▶ LISTED ENTRIES
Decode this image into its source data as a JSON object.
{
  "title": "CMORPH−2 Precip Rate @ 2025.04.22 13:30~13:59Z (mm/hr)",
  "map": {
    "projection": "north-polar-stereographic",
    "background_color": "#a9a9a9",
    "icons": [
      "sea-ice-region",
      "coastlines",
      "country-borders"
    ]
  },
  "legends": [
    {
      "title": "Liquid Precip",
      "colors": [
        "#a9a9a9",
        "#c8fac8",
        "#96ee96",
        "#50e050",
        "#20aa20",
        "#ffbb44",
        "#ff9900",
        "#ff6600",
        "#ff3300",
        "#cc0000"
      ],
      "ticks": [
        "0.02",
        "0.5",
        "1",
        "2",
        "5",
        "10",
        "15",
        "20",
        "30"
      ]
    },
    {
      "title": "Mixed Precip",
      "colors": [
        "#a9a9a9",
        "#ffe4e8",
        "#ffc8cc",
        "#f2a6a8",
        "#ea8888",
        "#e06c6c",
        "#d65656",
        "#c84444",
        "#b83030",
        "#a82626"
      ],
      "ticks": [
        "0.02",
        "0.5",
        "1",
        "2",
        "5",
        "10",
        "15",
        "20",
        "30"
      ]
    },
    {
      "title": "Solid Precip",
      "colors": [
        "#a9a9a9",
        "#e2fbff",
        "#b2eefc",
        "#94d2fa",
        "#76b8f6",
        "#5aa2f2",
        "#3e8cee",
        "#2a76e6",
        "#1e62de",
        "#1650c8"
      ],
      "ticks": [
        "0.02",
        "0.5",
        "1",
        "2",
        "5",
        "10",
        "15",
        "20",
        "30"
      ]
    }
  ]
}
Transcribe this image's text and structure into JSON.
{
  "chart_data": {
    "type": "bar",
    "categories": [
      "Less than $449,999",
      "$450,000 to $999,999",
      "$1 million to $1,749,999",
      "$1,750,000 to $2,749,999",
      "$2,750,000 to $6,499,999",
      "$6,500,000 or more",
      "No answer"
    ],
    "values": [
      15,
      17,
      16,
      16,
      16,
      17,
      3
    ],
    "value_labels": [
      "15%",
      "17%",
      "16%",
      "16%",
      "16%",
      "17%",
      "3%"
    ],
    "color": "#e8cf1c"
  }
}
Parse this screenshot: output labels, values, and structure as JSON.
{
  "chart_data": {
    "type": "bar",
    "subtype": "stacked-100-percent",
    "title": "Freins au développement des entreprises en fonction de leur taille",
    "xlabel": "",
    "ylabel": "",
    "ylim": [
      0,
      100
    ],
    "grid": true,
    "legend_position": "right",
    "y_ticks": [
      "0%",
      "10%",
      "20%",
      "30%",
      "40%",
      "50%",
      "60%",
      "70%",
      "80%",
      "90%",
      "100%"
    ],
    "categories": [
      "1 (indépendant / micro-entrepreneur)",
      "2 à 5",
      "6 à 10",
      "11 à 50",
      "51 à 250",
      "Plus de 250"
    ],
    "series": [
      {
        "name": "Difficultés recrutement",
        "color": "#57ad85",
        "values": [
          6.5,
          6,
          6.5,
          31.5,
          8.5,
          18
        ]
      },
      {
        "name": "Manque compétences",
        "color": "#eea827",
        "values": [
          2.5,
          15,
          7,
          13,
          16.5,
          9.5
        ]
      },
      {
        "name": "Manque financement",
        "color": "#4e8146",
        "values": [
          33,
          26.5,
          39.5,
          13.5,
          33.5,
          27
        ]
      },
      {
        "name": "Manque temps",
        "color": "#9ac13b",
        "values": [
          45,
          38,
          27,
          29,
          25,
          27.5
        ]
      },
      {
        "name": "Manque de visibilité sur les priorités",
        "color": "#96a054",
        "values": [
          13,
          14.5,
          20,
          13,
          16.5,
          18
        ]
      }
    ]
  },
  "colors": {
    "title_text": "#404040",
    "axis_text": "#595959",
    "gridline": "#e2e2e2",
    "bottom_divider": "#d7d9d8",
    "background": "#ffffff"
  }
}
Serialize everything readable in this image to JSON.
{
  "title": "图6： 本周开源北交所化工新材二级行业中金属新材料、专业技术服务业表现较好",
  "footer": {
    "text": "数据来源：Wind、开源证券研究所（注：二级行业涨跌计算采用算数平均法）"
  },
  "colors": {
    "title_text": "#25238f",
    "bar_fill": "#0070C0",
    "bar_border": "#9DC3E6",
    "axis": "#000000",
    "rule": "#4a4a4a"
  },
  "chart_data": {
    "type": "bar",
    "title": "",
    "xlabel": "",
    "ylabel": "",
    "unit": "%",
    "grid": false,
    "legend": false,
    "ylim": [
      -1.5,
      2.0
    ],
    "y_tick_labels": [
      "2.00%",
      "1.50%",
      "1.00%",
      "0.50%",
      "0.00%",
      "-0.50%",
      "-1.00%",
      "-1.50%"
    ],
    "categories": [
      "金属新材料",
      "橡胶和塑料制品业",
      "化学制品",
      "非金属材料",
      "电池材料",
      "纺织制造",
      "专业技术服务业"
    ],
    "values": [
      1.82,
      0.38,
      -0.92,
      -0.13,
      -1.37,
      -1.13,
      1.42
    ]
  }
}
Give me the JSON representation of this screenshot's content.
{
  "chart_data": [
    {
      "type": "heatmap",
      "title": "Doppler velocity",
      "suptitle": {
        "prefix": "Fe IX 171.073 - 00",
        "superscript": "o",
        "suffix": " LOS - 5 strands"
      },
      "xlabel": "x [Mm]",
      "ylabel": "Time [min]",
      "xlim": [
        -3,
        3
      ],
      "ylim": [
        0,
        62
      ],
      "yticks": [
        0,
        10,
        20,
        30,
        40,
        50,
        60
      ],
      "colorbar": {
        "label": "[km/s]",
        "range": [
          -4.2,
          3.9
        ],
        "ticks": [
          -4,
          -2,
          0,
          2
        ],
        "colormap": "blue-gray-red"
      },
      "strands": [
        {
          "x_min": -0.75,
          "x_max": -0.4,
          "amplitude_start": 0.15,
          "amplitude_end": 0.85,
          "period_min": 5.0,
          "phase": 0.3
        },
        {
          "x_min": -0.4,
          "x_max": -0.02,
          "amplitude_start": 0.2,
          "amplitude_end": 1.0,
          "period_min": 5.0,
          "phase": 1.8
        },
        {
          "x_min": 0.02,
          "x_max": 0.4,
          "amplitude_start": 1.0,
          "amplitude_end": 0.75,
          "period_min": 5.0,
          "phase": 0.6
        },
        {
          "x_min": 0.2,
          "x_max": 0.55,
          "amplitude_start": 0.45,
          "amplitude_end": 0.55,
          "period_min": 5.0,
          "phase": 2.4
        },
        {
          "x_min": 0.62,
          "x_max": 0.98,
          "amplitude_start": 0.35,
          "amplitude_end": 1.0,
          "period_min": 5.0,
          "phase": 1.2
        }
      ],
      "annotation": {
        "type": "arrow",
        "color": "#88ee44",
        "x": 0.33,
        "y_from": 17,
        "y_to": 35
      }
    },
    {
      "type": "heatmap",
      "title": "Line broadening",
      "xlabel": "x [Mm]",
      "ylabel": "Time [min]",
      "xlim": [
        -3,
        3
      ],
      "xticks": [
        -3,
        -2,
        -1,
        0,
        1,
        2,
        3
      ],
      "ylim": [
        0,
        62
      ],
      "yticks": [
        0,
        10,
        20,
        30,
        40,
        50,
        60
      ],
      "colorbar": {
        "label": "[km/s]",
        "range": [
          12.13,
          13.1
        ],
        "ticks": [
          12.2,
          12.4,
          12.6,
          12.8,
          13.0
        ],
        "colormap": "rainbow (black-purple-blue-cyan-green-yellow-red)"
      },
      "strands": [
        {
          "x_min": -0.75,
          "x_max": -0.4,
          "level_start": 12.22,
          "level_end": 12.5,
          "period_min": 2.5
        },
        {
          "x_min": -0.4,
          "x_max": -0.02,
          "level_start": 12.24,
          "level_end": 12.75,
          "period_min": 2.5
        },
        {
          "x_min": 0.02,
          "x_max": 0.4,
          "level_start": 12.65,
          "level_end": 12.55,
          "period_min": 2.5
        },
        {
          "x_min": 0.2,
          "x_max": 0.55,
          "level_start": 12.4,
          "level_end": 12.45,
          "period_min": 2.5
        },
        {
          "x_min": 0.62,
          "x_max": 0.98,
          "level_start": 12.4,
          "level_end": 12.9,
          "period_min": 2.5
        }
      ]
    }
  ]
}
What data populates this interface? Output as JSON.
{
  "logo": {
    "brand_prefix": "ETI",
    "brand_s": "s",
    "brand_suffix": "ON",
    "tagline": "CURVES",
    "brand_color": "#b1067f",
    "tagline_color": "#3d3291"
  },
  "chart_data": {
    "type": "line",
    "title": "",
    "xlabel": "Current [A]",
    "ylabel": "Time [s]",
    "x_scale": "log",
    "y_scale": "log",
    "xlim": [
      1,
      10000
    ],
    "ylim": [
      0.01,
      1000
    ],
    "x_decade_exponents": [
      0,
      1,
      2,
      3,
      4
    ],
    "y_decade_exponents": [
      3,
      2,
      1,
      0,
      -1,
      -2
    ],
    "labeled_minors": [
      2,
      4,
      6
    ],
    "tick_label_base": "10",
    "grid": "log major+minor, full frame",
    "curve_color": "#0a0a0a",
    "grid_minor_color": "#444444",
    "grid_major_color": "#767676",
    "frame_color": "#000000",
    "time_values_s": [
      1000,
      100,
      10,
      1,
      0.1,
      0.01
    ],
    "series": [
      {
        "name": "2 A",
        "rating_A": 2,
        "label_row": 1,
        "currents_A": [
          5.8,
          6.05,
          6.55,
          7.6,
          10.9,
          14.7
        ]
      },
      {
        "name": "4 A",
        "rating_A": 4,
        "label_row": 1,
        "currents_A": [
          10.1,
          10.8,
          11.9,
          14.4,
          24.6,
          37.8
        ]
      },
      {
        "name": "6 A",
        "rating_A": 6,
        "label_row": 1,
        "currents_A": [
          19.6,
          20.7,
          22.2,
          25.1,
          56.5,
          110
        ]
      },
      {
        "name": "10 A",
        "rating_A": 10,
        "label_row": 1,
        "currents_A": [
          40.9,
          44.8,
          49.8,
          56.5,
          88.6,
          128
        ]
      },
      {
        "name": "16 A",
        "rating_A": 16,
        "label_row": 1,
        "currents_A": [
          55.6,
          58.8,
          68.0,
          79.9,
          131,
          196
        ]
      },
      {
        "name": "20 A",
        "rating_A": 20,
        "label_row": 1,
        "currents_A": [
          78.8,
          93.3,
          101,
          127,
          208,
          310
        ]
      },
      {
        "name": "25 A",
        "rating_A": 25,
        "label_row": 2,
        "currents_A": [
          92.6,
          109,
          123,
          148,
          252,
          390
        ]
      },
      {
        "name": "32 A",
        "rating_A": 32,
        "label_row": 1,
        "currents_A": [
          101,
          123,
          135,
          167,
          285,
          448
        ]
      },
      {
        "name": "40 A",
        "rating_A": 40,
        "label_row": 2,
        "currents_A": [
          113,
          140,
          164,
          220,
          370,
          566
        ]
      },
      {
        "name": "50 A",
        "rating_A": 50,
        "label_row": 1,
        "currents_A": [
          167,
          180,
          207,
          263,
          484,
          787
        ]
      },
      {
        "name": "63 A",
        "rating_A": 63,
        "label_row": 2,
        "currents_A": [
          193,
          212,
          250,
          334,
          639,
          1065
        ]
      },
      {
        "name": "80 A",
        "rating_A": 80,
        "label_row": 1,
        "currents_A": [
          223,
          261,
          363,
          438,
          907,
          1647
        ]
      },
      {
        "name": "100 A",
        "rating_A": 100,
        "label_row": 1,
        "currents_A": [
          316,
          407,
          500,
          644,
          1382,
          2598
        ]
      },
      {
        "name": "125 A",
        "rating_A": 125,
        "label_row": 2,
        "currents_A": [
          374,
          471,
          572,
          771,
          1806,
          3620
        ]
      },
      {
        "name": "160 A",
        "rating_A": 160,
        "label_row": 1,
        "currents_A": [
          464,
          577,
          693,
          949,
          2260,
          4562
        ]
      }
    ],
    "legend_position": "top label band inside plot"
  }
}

▶ REQUIRED WORK
Show all lines from the listing above in which "blue" appears.

▶ ANSWER BELOW
        "colormap": "blue-gray-red"
        "colormap": "rainbow (black-purple-blue-cyan-green-yellow-red)"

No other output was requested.